» **Given task**
Output all of the data below exactly as given.
----
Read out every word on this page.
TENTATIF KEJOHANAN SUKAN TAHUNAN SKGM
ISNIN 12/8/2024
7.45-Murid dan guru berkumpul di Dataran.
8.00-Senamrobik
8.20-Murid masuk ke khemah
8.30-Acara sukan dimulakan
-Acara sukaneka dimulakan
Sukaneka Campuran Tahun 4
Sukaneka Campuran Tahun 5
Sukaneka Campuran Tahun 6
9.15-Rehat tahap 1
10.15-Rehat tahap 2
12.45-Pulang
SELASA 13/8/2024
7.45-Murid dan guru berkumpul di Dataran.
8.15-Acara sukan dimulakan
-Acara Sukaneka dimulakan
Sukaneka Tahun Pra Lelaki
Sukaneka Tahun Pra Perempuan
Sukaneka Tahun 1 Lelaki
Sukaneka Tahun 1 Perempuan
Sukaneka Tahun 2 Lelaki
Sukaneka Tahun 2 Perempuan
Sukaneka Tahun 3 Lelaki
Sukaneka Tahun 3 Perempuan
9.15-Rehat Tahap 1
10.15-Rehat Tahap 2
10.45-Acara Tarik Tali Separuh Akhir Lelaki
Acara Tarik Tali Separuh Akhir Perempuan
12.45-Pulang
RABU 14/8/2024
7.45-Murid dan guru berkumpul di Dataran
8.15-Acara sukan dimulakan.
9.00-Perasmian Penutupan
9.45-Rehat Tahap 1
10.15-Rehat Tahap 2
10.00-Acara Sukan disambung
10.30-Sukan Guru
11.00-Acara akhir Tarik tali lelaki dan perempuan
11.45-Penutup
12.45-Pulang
----
» **Complete answer**
Read out every word on this page.
TENTATIF KEJOHANAN SUKAN TAHUNAN SKGM
ISNIN 12/8/2024
7.45-Murid dan guru berkumpul di Dataran.
8.00-Senamrobik
8.20-Murid masuk ke khemah
8.30-Acara sukan dimulakan
-Acara sukaneka dimulakan
Sukaneka Campuran Tahun 4
Sukaneka Campuran Tahun 5
Sukaneka Campuran Tahun 6
9.15-Rehat tahap 1
10.15-Rehat tahap 2
12.45-Pulang
SELASA 13/8/2024
7.45-Murid dan guru berkumpul di Dataran.
8.15-Acara sukan dimulakan
-Acara Sukaneka dimulakan
Sukaneka Tahun Pra Lelaki
Sukaneka Tahun Pra Perempuan
Sukaneka Tahun 1 Lelaki
Sukaneka Tahun 1 Perempuan
Sukaneka Tahun 2 Lelaki
Sukaneka Tahun 2 Perempuan
Sukaneka Tahun 3 Lelaki
Sukaneka Tahun 3 Perempuan
9.15-Rehat Tahap 1
10.15-Rehat Tahap 2
10.45-Acara Tarik Tali Separuh Akhir Lelaki
Acara Tarik Tali Separuh Akhir Perempuan
12.45-Pulang
RABU 14/8/2024
7.45-Murid dan guru berkumpul di Dataran
8.15-Acara sukan dimulakan.
9.00-Perasmian Penutupan
9.45-Rehat Tahap 1
10.15-Rehat Tahap 2
10.00-Acara Sukan disambung
10.30-Sukan Guru
11.00-Acara akhir Tarik tali lelaki dan perempuan
11.45-Penutup
12.45-Pulang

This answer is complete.